#### [What the task asks]
Every entry below must appear again, exactly as written.
[Begin]
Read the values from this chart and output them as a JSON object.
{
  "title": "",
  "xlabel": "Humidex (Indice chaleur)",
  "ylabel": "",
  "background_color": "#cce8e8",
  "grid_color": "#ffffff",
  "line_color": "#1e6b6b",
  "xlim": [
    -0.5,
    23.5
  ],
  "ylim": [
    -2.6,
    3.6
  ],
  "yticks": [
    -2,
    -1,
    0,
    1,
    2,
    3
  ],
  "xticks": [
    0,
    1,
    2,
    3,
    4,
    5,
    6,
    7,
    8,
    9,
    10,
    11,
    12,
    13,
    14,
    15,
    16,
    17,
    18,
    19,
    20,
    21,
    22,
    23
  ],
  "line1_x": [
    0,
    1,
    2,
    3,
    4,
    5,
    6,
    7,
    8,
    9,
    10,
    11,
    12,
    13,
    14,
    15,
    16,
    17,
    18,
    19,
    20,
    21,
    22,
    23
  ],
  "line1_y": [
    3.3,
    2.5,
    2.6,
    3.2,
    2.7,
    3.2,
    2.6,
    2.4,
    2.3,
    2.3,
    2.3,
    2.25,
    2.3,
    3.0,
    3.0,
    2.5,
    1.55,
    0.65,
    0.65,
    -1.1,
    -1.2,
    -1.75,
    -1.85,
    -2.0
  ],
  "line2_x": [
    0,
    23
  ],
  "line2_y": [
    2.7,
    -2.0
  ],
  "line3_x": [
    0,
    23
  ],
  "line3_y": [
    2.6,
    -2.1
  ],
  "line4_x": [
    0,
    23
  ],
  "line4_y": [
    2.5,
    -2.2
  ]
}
[End]
#### [Output for this exercise]
Read the values from this chart and output them as a JSON object.
{
  "title": "",
  "xlabel": "Humidex (Indice chaleur)",
  "ylabel": "",
  "background_color": "#cce8e8",
  "grid_color": "#ffffff",
  "line_color": "#1e6b6b",
  "xlim": [
    -0.5,
    23.5
  ],
  "ylim": [
    -2.6,
    3.6
  ],
  "yticks": [
    -2,
    -1,
    0,
    1,
    2,
    3
  ],
  "xticks": [
    0,
    1,
    2,
    3,
    4,
    5,
    6,
    7,
    8,
    9,
    10,
    11,
    12,
    13,
    14,
    15,
    16,
    17,
    18,
    19,
    20,
    21,
    22,
    23
  ],
  "line1_x": [
    0,
    1,
    2,
    3,
    4,
    5,
    6,
    7,
    8,
    9,
    10,
    11,
    12,
    13,
    14,
    15,
    16,
    17,
    18,
    19,
    20,
    21,
    22,
    23
  ],
  "line1_y": [
    3.3,
    2.5,
    2.6,
    3.2,
    2.7,
    3.2,
    2.6,
    2.4,
    2.3,
    2.3,
    2.3,
    2.25,
    2.3,
    3.0,
    3.0,
    2.5,
    1.55,
    0.65,
    0.65,
    -1.1,
    -1.2,
    -1.75,
    -1.85,
    -2.0
  ],
  "line2_x": [
    0,
    23
  ],
  "line2_y": [
    2.7,
    -2.0
  ],
  "line3_x": [
    0,
    23
  ],
  "line3_y": [
    2.6,
    -2.1
  ],
  "line4_x": [
    0,
    23
  ],
  "line4_y": [
    2.5,
    -2.2
  ]
}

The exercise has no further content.